(Collected data)
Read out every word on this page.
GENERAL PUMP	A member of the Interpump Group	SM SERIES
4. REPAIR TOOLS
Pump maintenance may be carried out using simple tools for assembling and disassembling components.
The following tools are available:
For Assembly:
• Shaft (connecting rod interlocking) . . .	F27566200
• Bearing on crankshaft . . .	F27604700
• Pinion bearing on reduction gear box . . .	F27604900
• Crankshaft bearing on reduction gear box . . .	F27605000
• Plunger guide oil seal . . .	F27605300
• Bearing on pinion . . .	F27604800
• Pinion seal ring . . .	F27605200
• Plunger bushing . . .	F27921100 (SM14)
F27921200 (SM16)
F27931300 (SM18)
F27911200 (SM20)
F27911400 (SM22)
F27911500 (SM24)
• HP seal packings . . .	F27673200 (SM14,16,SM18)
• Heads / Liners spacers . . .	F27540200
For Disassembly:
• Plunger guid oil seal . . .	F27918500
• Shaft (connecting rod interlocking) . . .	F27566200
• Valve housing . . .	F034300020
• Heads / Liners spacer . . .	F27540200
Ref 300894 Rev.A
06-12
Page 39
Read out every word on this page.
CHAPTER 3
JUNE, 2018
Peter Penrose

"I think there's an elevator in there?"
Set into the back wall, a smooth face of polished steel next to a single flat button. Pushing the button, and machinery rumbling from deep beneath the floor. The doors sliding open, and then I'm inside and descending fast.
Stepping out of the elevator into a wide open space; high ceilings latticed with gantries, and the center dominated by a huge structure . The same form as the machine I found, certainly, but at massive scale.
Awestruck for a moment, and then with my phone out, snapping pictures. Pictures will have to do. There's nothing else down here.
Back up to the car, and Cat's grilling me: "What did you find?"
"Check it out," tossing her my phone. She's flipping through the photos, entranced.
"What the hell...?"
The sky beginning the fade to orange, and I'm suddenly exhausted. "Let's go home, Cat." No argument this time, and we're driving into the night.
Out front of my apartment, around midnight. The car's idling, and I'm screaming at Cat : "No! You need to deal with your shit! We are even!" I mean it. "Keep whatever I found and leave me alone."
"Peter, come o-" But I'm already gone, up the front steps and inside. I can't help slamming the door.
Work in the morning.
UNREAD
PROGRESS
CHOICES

Task to carry out: Identify the lines in the entries above that contain "gear", then copy them out.

Result of this task:
• Pinion bearing on reduction gear box . . .	F27604900
• Crankshaft bearing on reduction gear box . . .	F27605000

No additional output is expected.